● RECORDS PROVIDED
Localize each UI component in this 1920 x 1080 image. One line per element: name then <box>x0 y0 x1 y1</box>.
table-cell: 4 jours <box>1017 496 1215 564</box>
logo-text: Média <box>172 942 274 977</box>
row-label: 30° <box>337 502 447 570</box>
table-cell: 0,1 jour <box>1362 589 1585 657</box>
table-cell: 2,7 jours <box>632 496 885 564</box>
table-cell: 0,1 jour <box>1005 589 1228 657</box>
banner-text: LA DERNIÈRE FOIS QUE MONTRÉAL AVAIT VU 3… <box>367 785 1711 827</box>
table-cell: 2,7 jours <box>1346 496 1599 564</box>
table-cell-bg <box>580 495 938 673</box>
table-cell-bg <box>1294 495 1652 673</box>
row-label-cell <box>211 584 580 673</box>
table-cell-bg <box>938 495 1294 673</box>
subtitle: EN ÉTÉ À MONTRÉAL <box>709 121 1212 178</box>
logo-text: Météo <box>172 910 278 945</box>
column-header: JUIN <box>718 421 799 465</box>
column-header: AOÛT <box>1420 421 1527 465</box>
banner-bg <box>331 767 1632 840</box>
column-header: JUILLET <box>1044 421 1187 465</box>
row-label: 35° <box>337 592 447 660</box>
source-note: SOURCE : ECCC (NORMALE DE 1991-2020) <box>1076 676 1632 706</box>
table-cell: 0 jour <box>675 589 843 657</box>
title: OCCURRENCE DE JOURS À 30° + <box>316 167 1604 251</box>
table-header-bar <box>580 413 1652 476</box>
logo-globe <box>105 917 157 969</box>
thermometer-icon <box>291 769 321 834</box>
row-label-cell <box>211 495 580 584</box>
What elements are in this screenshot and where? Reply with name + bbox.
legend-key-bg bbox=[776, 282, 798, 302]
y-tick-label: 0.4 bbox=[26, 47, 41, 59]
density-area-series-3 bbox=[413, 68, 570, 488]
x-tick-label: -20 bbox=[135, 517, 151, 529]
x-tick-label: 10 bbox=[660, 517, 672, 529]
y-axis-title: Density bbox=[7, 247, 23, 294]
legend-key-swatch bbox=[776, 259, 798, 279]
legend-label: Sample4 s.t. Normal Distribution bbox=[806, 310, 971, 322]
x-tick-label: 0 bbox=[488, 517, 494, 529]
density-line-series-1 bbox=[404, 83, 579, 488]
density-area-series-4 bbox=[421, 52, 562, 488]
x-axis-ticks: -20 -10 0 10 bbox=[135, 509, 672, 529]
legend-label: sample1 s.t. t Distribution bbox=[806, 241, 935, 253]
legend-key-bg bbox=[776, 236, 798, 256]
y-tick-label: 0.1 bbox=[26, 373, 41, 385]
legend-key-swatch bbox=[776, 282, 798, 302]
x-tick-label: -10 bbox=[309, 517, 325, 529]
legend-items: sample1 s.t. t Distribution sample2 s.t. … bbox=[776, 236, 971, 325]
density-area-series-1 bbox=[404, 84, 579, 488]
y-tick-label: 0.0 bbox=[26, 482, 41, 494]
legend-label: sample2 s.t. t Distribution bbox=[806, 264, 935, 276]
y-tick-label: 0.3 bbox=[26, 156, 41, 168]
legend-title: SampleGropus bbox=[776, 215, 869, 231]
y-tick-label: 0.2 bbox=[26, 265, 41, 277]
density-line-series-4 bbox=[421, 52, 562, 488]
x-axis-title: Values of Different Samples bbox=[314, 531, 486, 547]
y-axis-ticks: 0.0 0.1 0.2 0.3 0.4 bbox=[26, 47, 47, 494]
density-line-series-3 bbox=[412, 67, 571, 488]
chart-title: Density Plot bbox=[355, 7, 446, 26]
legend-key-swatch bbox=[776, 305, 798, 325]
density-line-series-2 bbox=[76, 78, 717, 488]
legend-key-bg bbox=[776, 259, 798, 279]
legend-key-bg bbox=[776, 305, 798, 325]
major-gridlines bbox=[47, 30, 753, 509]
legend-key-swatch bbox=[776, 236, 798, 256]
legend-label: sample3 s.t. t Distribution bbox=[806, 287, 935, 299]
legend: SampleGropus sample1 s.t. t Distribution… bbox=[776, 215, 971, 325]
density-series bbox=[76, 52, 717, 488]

● TASK TO CARRY OUT
Copy the lines word for word, starting at the first line above and ending at the line that contains "table-cell-bg <box>938 495 1294 673</box>", with both of those lines included.

● WRITTEN REPLY
Localize each UI component in this 1920 x 1080 image. One line per element: name then <box>x0 y0 x1 y1</box>.
table-cell: 4 jours <box>1017 496 1215 564</box>
logo-text: Média <box>172 942 274 977</box>
row-label: 30° <box>337 502 447 570</box>
table-cell: 0,1 jour <box>1362 589 1585 657</box>
table-cell: 2,7 jours <box>632 496 885 564</box>
table-cell: 0,1 jour <box>1005 589 1228 657</box>
banner-text: LA DERNIÈRE FOIS QUE MONTRÉAL AVAIT VU 3… <box>367 785 1711 827</box>
table-cell: 2,7 jours <box>1346 496 1599 564</box>
table-cell-bg <box>580 495 938 673</box>
table-cell-bg <box>1294 495 1652 673</box>
row-label-cell <box>211 584 580 673</box>
table-cell-bg <box>938 495 1294 673</box>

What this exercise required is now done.